* What to do:
Tell how many lines in the data below include the word "млрд". The answer is the number only.

* Records to use:
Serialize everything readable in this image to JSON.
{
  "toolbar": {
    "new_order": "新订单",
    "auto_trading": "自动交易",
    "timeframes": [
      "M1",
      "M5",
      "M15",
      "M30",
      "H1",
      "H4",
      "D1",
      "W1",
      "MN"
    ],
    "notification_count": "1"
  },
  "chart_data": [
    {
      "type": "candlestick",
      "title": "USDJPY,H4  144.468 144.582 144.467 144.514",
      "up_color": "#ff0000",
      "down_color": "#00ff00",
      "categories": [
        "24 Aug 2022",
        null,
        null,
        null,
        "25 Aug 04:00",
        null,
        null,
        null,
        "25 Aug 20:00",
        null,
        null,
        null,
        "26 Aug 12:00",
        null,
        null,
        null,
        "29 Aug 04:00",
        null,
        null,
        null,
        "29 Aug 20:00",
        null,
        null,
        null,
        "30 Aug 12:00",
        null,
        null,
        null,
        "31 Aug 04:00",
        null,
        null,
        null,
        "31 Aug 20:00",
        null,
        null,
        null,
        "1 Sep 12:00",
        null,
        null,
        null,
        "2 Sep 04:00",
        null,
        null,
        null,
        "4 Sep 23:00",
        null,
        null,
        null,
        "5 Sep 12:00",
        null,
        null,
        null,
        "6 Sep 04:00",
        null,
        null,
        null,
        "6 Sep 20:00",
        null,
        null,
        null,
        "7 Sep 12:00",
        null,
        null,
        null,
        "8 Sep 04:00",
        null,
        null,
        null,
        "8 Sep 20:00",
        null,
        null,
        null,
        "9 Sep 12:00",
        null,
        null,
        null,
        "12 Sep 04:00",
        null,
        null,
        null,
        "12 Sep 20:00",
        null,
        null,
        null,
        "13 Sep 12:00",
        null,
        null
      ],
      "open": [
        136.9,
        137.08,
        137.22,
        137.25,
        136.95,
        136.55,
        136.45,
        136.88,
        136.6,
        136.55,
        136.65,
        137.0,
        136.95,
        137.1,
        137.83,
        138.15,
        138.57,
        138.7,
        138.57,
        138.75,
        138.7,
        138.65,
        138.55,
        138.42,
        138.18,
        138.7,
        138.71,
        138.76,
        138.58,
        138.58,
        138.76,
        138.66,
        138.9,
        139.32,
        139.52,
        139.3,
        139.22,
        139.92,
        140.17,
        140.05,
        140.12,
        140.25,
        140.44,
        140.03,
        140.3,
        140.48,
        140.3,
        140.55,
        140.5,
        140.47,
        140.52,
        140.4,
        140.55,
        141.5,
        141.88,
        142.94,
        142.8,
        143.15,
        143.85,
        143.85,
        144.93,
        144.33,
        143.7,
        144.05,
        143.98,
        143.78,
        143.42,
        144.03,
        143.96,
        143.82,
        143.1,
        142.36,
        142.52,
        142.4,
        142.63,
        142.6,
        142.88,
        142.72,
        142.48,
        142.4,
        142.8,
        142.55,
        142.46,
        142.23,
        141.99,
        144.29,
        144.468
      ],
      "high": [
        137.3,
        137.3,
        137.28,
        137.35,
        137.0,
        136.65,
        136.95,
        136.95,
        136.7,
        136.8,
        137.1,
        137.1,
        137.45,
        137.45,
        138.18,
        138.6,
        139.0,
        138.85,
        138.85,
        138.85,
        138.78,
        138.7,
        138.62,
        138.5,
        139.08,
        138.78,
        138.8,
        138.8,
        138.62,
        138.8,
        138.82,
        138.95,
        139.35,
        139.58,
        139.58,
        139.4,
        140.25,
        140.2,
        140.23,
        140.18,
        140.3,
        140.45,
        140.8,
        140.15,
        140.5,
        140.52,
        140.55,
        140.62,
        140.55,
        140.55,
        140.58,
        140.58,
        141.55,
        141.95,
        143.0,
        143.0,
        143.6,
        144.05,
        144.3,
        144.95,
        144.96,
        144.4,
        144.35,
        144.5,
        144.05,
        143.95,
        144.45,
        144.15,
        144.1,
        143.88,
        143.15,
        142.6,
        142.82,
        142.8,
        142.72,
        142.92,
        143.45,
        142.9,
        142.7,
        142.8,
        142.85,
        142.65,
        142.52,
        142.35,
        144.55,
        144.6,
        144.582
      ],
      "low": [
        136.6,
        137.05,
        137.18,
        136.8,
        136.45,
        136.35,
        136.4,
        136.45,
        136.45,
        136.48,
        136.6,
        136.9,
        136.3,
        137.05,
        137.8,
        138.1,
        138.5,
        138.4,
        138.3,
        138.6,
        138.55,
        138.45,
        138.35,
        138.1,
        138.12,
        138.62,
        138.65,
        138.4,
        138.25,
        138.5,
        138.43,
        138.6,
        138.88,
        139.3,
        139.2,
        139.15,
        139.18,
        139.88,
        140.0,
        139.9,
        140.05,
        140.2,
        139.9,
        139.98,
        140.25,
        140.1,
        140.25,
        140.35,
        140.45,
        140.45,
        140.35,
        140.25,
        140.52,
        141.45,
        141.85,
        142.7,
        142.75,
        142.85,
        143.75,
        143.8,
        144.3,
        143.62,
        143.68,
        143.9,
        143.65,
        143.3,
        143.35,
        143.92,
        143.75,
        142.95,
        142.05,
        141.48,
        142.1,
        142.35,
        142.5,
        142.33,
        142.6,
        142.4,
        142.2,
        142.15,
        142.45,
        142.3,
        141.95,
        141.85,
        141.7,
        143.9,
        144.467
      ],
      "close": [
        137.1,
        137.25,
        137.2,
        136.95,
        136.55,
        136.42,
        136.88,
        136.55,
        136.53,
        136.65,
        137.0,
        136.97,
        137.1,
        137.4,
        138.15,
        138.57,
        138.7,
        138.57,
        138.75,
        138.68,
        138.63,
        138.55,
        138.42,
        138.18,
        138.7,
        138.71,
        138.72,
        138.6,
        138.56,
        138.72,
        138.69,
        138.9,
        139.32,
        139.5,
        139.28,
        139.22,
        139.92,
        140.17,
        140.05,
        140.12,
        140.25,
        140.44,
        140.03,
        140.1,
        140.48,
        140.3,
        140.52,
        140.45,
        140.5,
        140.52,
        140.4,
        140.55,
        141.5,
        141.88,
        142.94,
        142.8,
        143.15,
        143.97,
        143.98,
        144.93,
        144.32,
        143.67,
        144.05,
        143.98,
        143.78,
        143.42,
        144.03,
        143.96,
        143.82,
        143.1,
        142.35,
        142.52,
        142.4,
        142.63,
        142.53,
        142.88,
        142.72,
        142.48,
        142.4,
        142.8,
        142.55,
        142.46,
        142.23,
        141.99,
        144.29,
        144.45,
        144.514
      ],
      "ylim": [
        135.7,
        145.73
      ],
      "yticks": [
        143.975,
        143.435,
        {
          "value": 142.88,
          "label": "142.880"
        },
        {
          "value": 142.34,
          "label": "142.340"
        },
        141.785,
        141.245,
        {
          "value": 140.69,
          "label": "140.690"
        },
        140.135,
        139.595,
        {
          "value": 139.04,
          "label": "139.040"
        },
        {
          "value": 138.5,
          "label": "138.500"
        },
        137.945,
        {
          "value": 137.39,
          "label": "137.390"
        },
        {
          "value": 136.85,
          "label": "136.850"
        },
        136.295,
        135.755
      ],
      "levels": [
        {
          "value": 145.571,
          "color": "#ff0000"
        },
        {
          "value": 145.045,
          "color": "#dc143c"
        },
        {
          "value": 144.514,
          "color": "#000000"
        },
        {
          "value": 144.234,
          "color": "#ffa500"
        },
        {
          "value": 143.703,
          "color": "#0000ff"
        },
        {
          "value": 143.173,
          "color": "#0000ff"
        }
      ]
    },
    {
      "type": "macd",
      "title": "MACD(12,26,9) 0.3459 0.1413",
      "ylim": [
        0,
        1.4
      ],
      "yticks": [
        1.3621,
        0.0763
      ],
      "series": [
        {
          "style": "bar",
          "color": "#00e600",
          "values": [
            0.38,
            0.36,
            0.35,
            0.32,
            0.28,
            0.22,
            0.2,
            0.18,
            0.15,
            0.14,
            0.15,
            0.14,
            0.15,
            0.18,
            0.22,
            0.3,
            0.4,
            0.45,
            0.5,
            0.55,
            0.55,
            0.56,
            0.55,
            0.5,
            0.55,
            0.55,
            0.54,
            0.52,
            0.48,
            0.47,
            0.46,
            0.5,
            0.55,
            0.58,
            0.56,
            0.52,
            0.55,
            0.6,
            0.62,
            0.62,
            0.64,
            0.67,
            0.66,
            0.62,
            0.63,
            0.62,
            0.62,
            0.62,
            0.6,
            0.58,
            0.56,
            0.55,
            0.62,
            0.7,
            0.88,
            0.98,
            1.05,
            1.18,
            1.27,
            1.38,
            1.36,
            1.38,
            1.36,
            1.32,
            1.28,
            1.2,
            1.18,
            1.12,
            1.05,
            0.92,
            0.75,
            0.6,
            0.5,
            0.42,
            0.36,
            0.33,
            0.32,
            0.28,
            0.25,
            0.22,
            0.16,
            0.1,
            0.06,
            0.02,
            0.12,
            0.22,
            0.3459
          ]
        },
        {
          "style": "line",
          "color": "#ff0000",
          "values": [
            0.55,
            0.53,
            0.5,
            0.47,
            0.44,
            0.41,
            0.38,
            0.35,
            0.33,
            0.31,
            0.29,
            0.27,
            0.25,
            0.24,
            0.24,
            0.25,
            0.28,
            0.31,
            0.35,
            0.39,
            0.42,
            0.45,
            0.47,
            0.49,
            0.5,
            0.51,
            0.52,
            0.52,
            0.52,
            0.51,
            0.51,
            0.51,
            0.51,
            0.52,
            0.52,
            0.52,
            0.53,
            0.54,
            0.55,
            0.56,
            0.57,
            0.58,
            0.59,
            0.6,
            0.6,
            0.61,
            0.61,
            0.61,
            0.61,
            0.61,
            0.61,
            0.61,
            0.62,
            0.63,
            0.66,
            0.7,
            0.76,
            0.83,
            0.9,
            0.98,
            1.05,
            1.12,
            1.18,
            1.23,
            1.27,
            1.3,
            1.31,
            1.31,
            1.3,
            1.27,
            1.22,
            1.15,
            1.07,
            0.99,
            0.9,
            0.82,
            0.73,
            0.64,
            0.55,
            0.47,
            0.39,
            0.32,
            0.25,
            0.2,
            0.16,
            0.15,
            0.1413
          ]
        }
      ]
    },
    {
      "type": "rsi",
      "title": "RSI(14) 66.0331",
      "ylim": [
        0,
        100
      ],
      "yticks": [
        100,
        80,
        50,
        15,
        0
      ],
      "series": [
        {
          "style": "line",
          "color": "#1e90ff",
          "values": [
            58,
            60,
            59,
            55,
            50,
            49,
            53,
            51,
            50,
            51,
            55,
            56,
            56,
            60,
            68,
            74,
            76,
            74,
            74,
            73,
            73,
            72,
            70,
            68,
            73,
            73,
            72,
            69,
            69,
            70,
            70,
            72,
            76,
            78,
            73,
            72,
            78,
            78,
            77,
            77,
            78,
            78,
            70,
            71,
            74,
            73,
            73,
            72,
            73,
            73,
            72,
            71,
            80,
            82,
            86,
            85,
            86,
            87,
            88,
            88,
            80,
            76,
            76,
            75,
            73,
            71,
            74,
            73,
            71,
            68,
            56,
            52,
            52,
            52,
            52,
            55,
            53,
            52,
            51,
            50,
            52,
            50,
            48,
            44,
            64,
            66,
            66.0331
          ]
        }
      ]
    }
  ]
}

--

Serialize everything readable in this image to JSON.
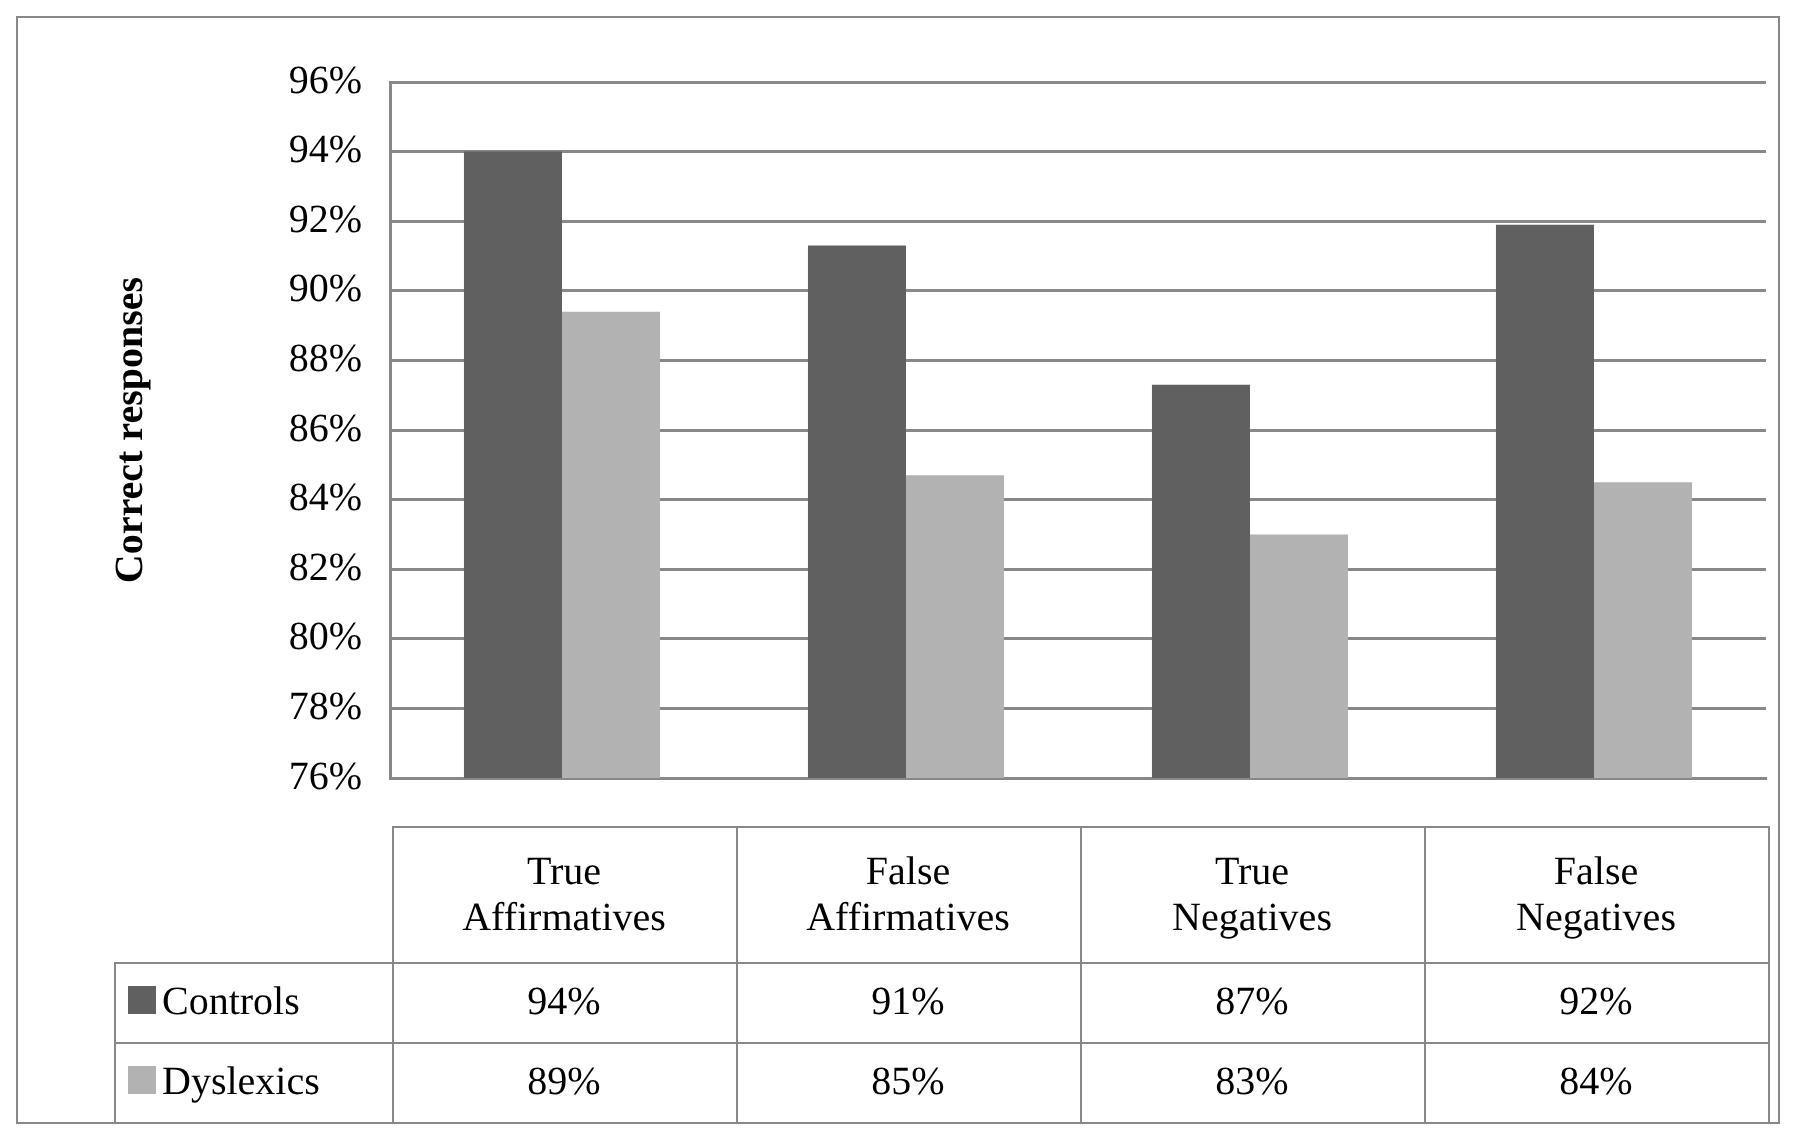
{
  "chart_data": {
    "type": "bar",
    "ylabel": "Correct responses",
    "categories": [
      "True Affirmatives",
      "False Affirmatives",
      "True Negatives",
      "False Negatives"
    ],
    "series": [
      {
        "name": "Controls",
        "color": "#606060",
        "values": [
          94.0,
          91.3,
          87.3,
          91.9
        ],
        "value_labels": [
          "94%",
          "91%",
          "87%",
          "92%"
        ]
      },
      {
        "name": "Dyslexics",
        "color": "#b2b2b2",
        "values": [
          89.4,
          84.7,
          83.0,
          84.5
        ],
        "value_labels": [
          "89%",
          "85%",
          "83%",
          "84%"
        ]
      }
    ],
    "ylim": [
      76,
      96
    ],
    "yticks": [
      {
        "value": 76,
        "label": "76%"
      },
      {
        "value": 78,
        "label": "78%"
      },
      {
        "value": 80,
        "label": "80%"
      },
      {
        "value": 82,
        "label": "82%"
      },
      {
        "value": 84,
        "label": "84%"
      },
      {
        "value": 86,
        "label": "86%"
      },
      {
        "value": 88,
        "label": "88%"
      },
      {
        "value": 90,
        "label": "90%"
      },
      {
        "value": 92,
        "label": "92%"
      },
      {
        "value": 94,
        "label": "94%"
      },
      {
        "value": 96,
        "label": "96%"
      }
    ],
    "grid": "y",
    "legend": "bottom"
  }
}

--

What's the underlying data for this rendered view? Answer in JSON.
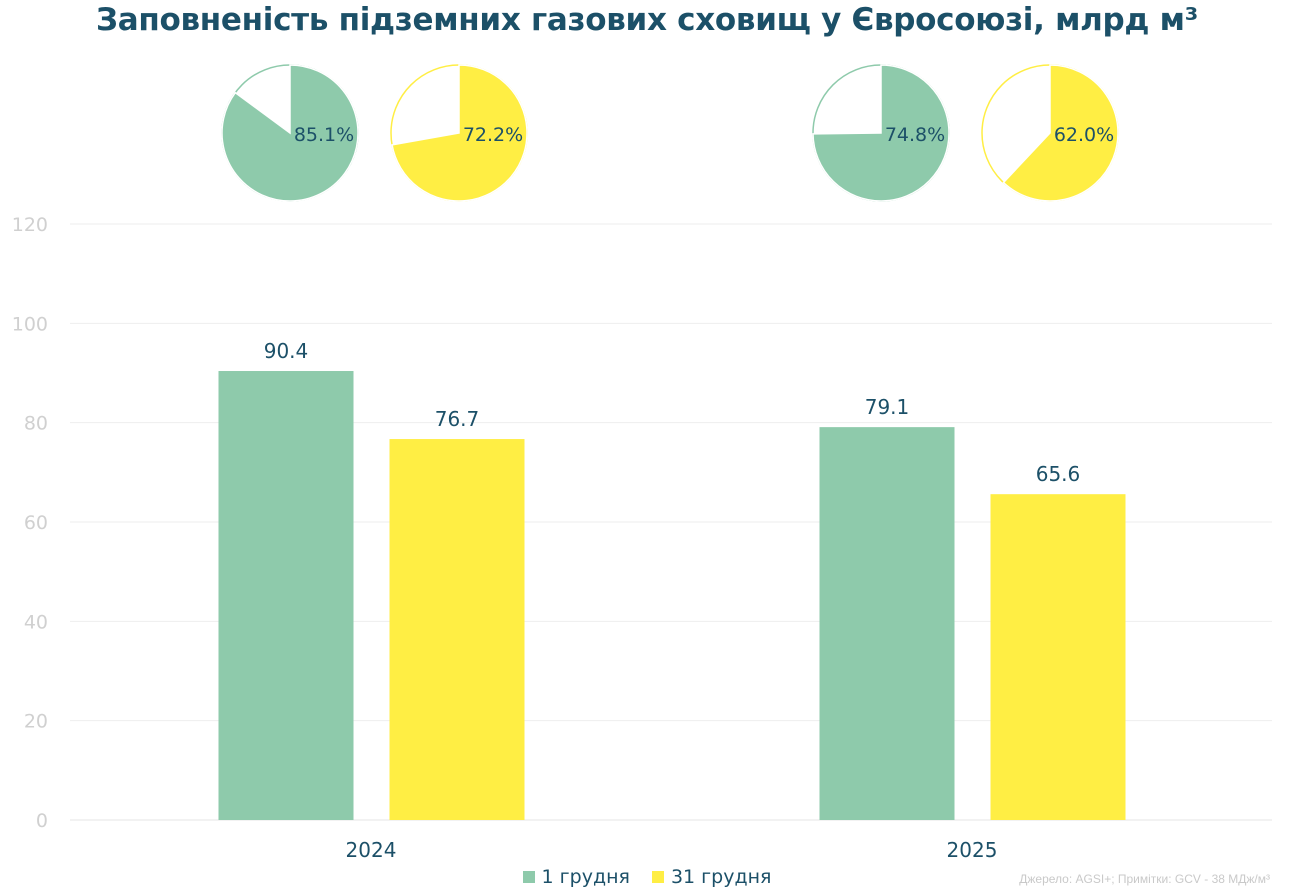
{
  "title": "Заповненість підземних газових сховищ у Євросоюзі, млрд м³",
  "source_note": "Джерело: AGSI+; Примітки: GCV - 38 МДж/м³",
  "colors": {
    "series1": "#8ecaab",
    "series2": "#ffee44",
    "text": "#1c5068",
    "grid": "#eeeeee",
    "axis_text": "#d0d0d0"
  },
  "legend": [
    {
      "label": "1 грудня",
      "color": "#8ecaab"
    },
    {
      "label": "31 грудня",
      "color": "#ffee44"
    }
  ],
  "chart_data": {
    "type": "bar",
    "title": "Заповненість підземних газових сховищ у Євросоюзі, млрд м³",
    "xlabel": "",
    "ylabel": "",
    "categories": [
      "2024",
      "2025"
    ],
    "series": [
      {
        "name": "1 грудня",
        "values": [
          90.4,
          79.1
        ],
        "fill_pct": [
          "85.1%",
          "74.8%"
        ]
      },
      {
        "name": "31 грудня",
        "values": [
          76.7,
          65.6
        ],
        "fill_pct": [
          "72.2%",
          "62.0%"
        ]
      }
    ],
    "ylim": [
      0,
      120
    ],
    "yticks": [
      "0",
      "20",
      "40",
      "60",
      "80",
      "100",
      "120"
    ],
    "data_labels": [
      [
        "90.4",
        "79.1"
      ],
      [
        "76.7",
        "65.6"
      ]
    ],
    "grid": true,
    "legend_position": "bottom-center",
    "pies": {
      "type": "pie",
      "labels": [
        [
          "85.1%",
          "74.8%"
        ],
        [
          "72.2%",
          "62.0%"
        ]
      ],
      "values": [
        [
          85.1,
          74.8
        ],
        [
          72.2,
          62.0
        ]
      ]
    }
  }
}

* Task output:
2